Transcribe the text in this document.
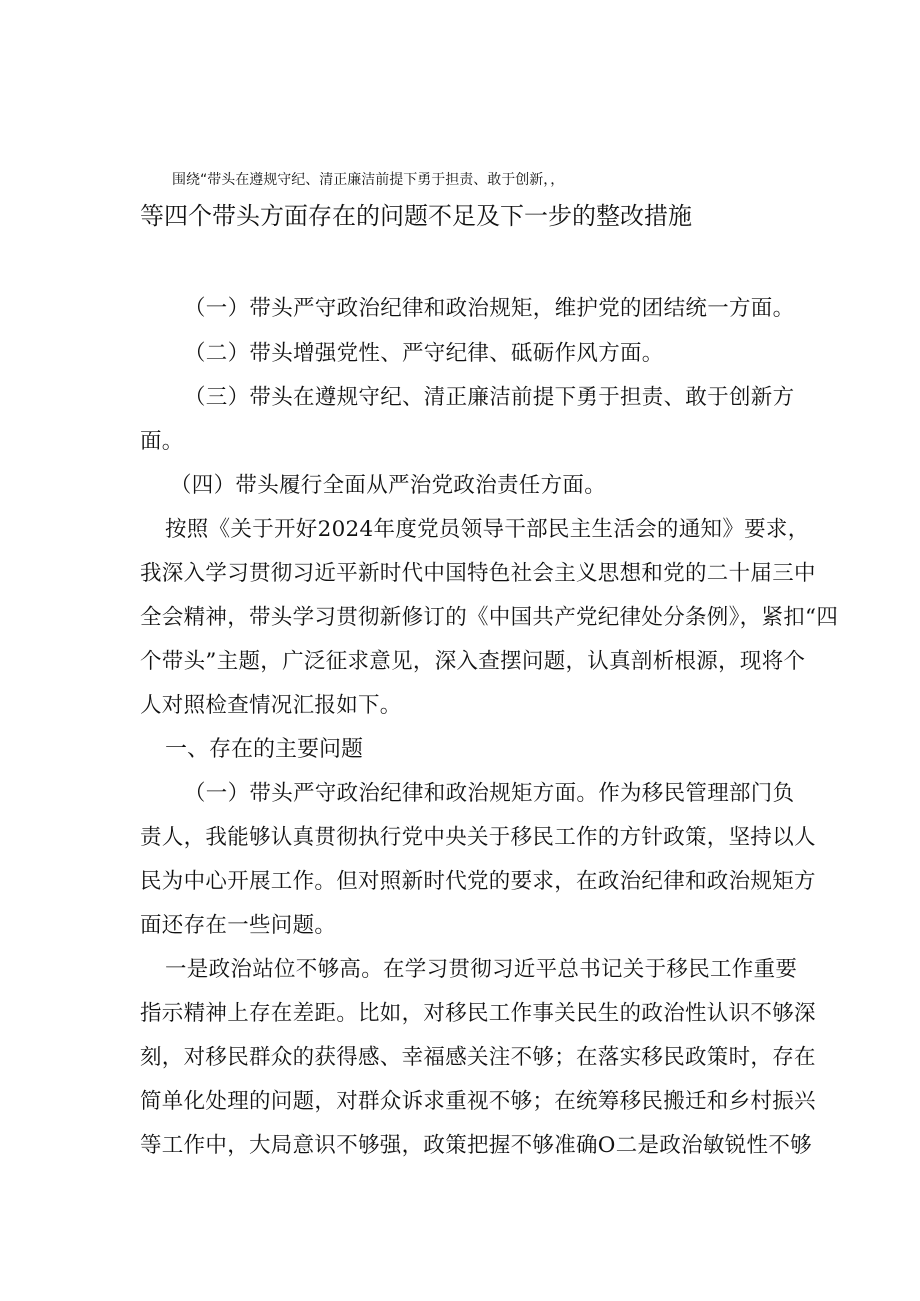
围绕“带头在遵规守纪、清正廉洁前提下勇于担责、敢于创新，，
等四个带头方面存在的问题不足及下一步的整改措施

（一）带头严守政治纪律和政治规矩，维护党的团结统一方面。

（二）带头增强党性、严守纪律、砥砺作风方面。

（三）带头在遵规守纪、清正廉洁前提下勇于担责、敢于创新方

面。

（四）带头履行全面从严治党政治责任方面。

按照《关于开好2024年度党员领导干部民主生活会的通知》要求，

我深入学习贯彻习近平新时代中国特色社会主义思想和党的二十届三中

全会精神，带头学习贯彻新修订的《中国共产党纪律处分条例》，紧扣“四

个带头”主题，广泛征求意见，深入查摆问题，认真剖析根源，现将个

人对照检查情况汇报如下。

一、存在的主要问题

（一）带头严守政治纪律和政治规矩方面。作为移民管理部门负

责人，我能够认真贯彻执行党中央关于移民工作的方针政策，坚持以人

民为中心开展工作。但对照新时代党的要求，在政治纪律和政治规矩方

面还存在一些问题。

一是政治站位不够高。在学习贯彻习近平总书记关于移民工作重要

指示精神上存在差距。比如，对移民工作事关民生的政治性认识不够深

刻，对移民群众的获得感、幸福感关注不够；在落实移民政策时，存在

简单化处理的问题，对群众诉求重视不够；在统筹移民搬迁和乡村振兴

等工作中，大局意识不够强，政策把握不够准确O二是政治敏锐性不够
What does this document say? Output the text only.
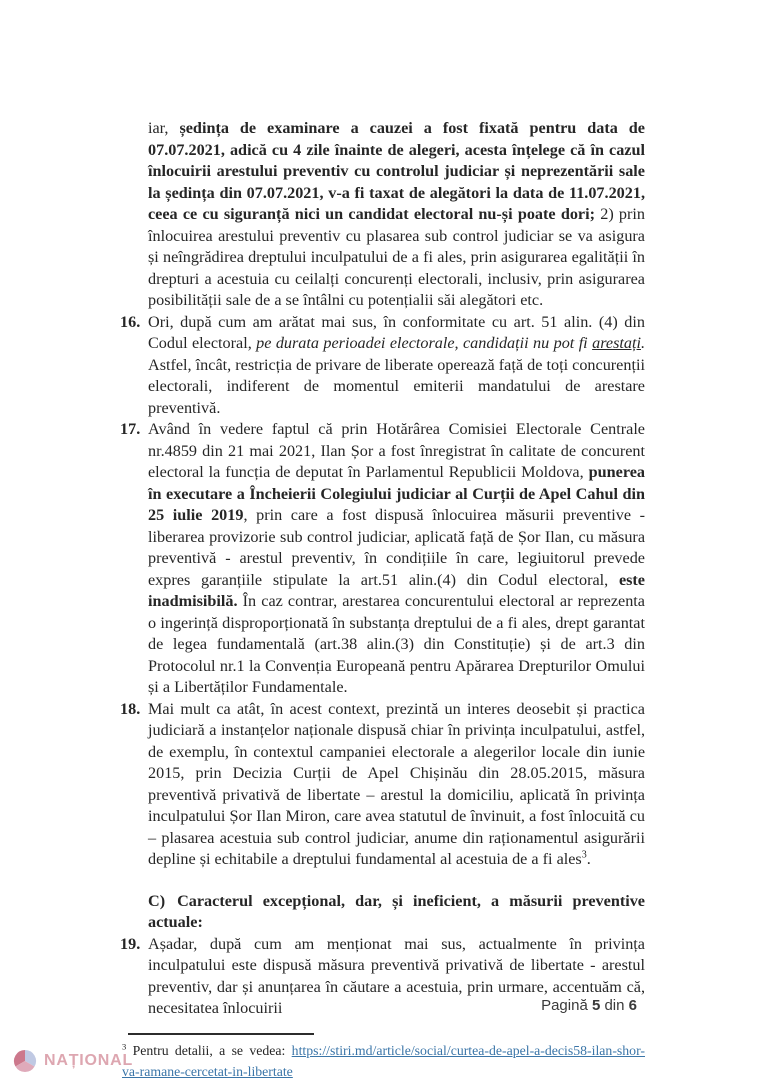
iar, ședința de examinare a cauzei a fost fixată pentru data de 07.07.2021, adică cu 4 zile înainte de alegeri, acesta înțelege că în cazul înlocuirii arestului preventiv cu controlul judiciar și neprezentării sale la ședința din 07.07.2021, v-a fi taxat de alegători la data de 11.07.2021, ceea ce cu siguranță nici un candidat electoral nu-și poate dori; 2) prin înlocuirea arestului preventiv cu plasarea sub control judiciar se va asigura și neîngrădirea dreptului inculpatului de a fi ales, prin asigurarea egalității în drepturi a acestuia cu ceilalți concurenți electorali, inclusiv, prin asigurarea posibilității sale de a se întâlni cu potențialii săi alegători etc.

16. Ori, după cum am arătat mai sus, în conformitate cu art. 51 alin. (4) din Codul electoral, pe durata perioadei electorale, candidații nu pot fi arestați. Astfel, încât, restricția de privare de liberate operează față de toți concurenții electorali, indiferent de momentul emiterii mandatului de arestare preventivă.

17. Având în vedere faptul că prin Hotărârea Comisiei Electorale Centrale nr.4859 din 21 mai 2021, Ilan Șor a fost înregistrat în calitate de concurent electoral la funcția de deputat în Parlamentul Republicii Moldova, punerea în executare a Încheierii Colegiului judiciar al Curții de Apel Cahul din 25 iulie 2019, prin care a fost dispusă înlocuirea măsurii preventive - liberarea provizorie sub control judiciar, aplicată față de Șor Ilan, cu măsura preventivă - arestul preventiv, în condițiile în care, legiuitorul prevede expres garanțiile stipulate la art.51 alin.(4) din Codul electoral, este inadmisibilă. În caz contrar, arestarea concurentului electoral ar reprezenta o ingerință disproporționată în substanța dreptului de a fi ales, drept garantat de legea fundamentală (art.38 alin.(3) din Constituție) și de art.3 din Protocolul nr.1 la Convenția Europeană pentru Apărarea Drepturilor Omului și a Libertăților Fundamentale.

18. Mai mult ca atât, în acest context, prezintă un interes deosebit și practica judiciară a instanțelor naționale dispusă chiar în privința inculpatului, astfel, de exemplu, în contextul campaniei electorale a alegerilor locale din iunie 2015, prin Decizia Curții de Apel Chișinău din 28.05.2015, măsura preventivă privativă de libertate – arestul la domiciliu, aplicată în privința inculpatului Șor Ilan Miron, care avea statutul de învinuit, a fost înlocuită cu – plasarea acestuia sub control judiciar, anume din raționamentul asigurării depline și echitabile a dreptului fundamental al acestuia de a fi ales$^3$.

C) Caracterul excepțional, dar, și ineficient, a măsurii preventive actuale:

19. Așadar, după cum am menționat mai sus, actualmente în privința inculpatului este dispusă măsura preventivă privativă de libertate - arestul preventiv, dar și anunțarea în căutare a acestuia, prin urmare, accentuăm că, necesitatea înlocuirii

$^3$ Pentru detalii, a se vedea: https://stiri.md/article/social/curtea-de-apel-a-decis58-ilan-shor-va-ramane-cercetat-in-libertate

Pagină 5 din 6
NAȚIONAL
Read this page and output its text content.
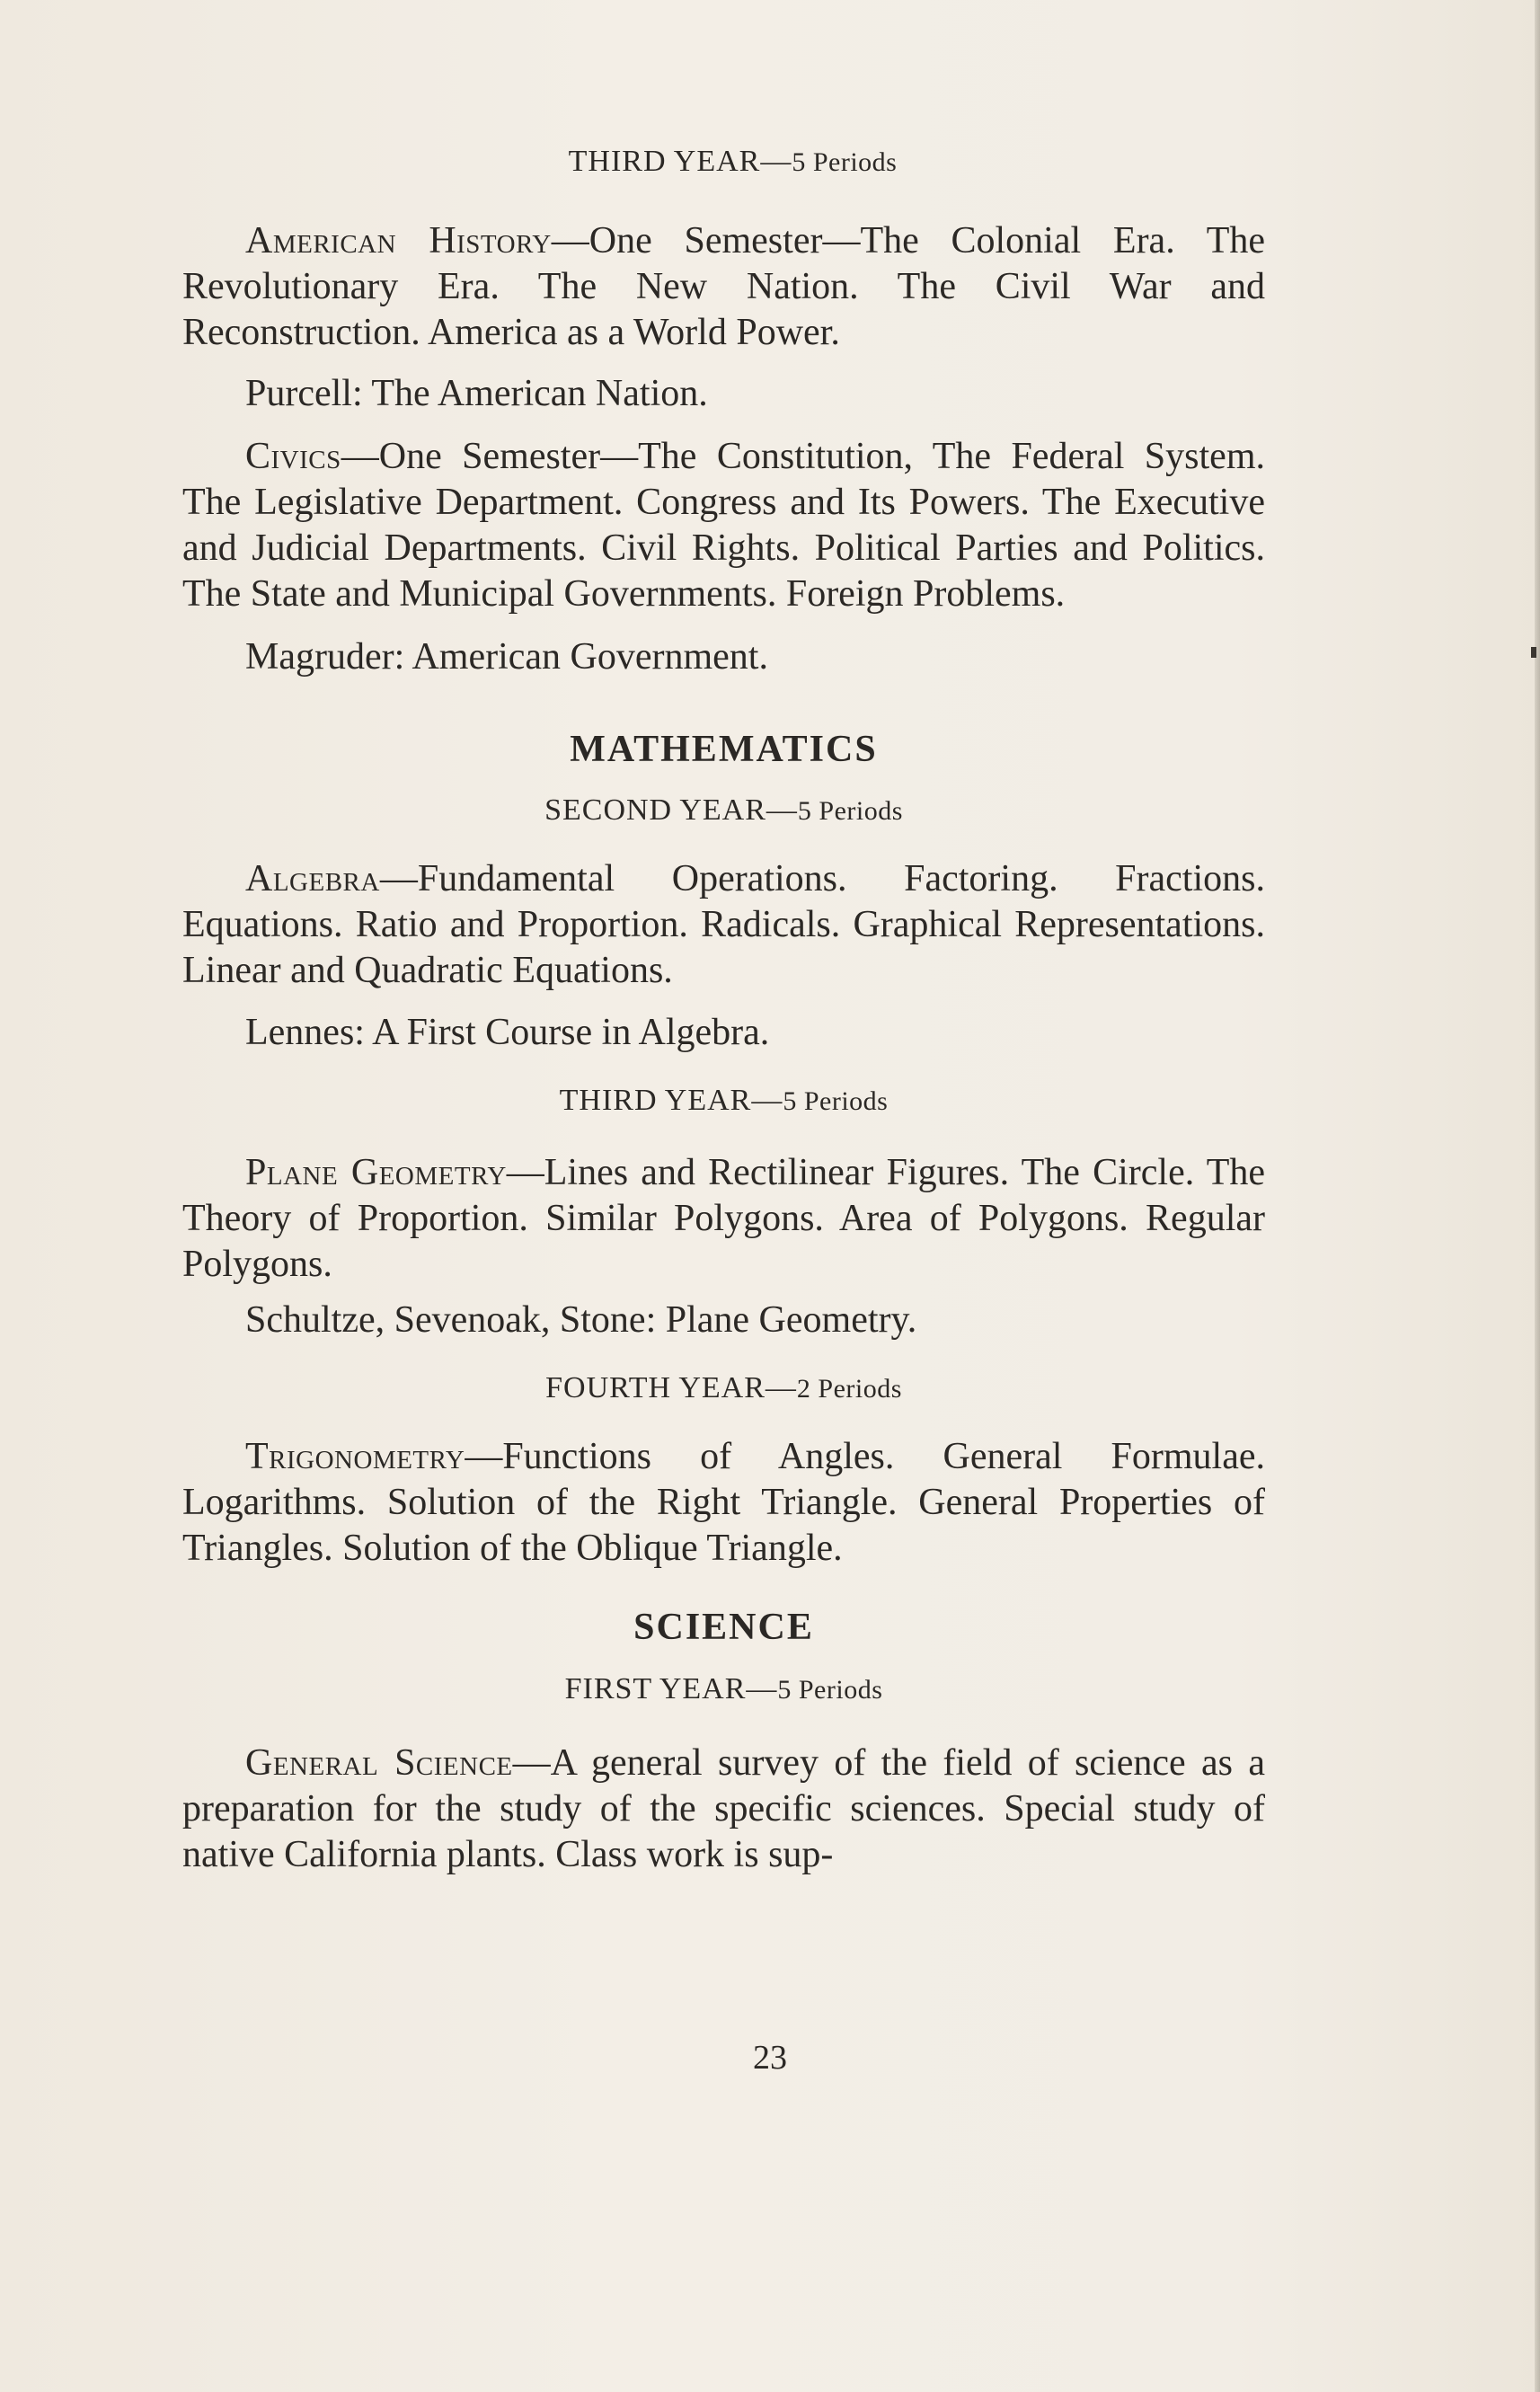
THIRD YEAR—5 Periods

American History—One Semester—The Colonial Era. The Revolutionary Era. The New Nation. The Civil War and Reconstruction. America as a World Power.

Purcell: The American Nation.

Civics—One Semester—The Constitution, The Federal System. The Legislative Department. Congress and Its Powers. The Executive and Judicial Departments. Civil Rights. Political Parties and Politics. The State and Municipal Governments. Foreign Problems.

Magruder: American Government.

MATHEMATICS

SECOND YEAR—5 Periods

Algebra—Fundamental Operations. Factoring. Fractions. Equations. Ratio and Proportion. Radicals. Graphical Representations. Linear and Quadratic Equations.

Lennes: A First Course in Algebra.

THIRD YEAR—5 Periods

Plane Geometry—Lines and Rectilinear Figures. The Circle. The Theory of Proportion. Similar Polygons. Area of Polygons. Regular Polygons.

Schultze, Sevenoak, Stone: Plane Geometry.

FOURTH YEAR—2 Periods

Trigonometry—Functions of Angles. General Formulae. Logarithms. Solution of the Right Triangle. General Properties of Triangles. Solution of the Oblique Triangle.

SCIENCE

FIRST YEAR—5 Periods

General Science—A general survey of the field of science as a preparation for the study of the specific sciences. Special study of native California plants. Class work is sup-

23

=====

Brief
Reproduce the full listing faithfully, but do not carry over any pictures.

Problem solution
Transcribe the text in this document.
围绕“带头在遵规守纪、清正廉洁前提下勇于担责、敢于创新，，
等四个带头方面存在的问题不足及下一步的整改措施

（一）带头严守政治纪律和政治规矩，维护党的团结统一方面。

（二）带头增强党性、严守纪律、砥砺作风方面。

（三）带头在遵规守纪、清正廉洁前提下勇于担责、敢于创新方

面。

（四）带头履行全面从严治党政治责任方面。

按照《关于开好2024年度党员领导干部民主生活会的通知》要求，

我深入学习贯彻习近平新时代中国特色社会主义思想和党的二十届三中

全会精神，带头学习贯彻新修订的《中国共产党纪律处分条例》，紧扣“四

个带头”主题，广泛征求意见，深入查摆问题，认真剖析根源，现将个

人对照检查情况汇报如下。

一、存在的主要问题

（一）带头严守政治纪律和政治规矩方面。作为移民管理部门负

责人，我能够认真贯彻执行党中央关于移民工作的方针政策，坚持以人

民为中心开展工作。但对照新时代党的要求，在政治纪律和政治规矩方

面还存在一些问题。

一是政治站位不够高。在学习贯彻习近平总书记关于移民工作重要

指示精神上存在差距。比如，对移民工作事关民生的政治性认识不够深

刻，对移民群众的获得感、幸福感关注不够；在落实移民政策时，存在

简单化处理的问题，对群众诉求重视不够；在统筹移民搬迁和乡村振兴

等工作中，大局意识不够强，政策把握不够准确O二是政治敏锐性不够
What does this document say? Output the text only.
iar, ședința de examinare a cauzei a fost fixată pentru data de 07.07.2021, adică cu 4 zile înainte de alegeri, acesta înțelege că în cazul înlocuirii arestului preventiv cu controlul judiciar și neprezentării sale la ședința din 07.07.2021, v-a fi taxat de alegători la data de 11.07.2021, ceea ce cu siguranță nici un candidat electoral nu-și poate dori; 2) prin înlocuirea arestului preventiv cu plasarea sub control judiciar se va asigura și neîngrădirea dreptului inculpatului de a fi ales, prin asigurarea egalității în drepturi a acestuia cu ceilalți concurenți electorali, inclusiv, prin asigurarea posibilității sale de a se întâlni cu potențialii săi alegători etc.

16. Ori, după cum am arătat mai sus, în conformitate cu art. 51 alin. (4) din Codul electoral, pe durata perioadei electorale, candidații nu pot fi arestați. Astfel, încât, restricția de privare de liberate operează față de toți concurenții electorali, indiferent de momentul emiterii mandatului de arestare preventivă.

17. Având în vedere faptul că prin Hotărârea Comisiei Electorale Centrale nr.4859 din 21 mai 2021, Ilan Șor a fost înregistrat în calitate de concurent electoral la funcția de deputat în Parlamentul Republicii Moldova, punerea în executare a Încheierii Colegiului judiciar al Curții de Apel Cahul din 25 iulie 2019, prin care a fost dispusă înlocuirea măsurii preventive - liberarea provizorie sub control judiciar, aplicată față de Șor Ilan, cu măsura preventivă - arestul preventiv, în condițiile în care, legiuitorul prevede expres garanțiile stipulate la art.51 alin.(4) din Codul electoral, este inadmisibilă. În caz contrar, arestarea concurentului electoral ar reprezenta o ingerință disproporționată în substanța dreptului de a fi ales, drept garantat de legea fundamentală (art.38 alin.(3) din Constituție) și de art.3 din Protocolul nr.1 la Convenția Europeană pentru Apărarea Drepturilor Omului și a Libertăților Fundamentale.

18. Mai mult ca atât, în acest context, prezintă un interes deosebit și practica judiciară a instanțelor naționale dispusă chiar în privința inculpatului, astfel, de exemplu, în contextul campaniei electorale a alegerilor locale din iunie 2015, prin Decizia Curții de Apel Chișinău din 28.05.2015, măsura preventivă privativă de libertate – arestul la domiciliu, aplicată în privința inculpatului Șor Ilan Miron, care avea statutul de învinuit, a fost înlocuită cu – plasarea acestuia sub control judiciar, anume din raționamentul asigurării depline și echitabile a dreptului fundamental al acestuia de a fi ales$^3$.

C) Caracterul excepțional, dar, și ineficient, a măsurii preventive actuale:

19. Așadar, după cum am menționat mai sus, actualmente în privința inculpatului este dispusă măsura preventivă privativă de libertate - arestul preventiv, dar și anunțarea în căutare a acestuia, prin urmare, accentuăm că, necesitatea înlocuirii

$^3$ Pentru detalii, a se vedea: https://stiri.md/article/social/curtea-de-apel-a-decis58-ilan-shor-va-ramane-cercetat-in-libertate

Pagină 5 din 6
NAȚIONAL
Read this page and output its text content.
THIRD YEAR—5 Periods

American History—One Semester—The Colonial Era. The Revolutionary Era. The New Nation. The Civil War and Reconstruction. America as a World Power.

Purcell: The American Nation.

Civics—One Semester—The Constitution, The Federal System. The Legislative Department. Congress and Its Powers. The Executive and Judicial Departments. Civil Rights. Political Parties and Politics. The State and Municipal Governments. Foreign Problems.

Magruder: American Government.

MATHEMATICS

SECOND YEAR—5 Periods

Algebra—Fundamental Operations. Factoring. Fractions. Equations. Ratio and Proportion. Radicals. Graphical Representations. Linear and Quadratic Equations.

Lennes: A First Course in Algebra.

THIRD YEAR—5 Periods

Plane Geometry—Lines and Rectilinear Figures. The Circle. The Theory of Proportion. Similar Polygons. Area of Polygons. Regular Polygons.

Schultze, Sevenoak, Stone: Plane Geometry.

FOURTH YEAR—2 Periods

Trigonometry—Functions of Angles. General Formulae. Logarithms. Solution of the Right Triangle. General Properties of Triangles. Solution of the Oblique Triangle.

SCIENCE

FIRST YEAR—5 Periods

General Science—A general survey of the field of science as a preparation for the study of the specific sciences. Special study of native California plants. Class work is sup-

23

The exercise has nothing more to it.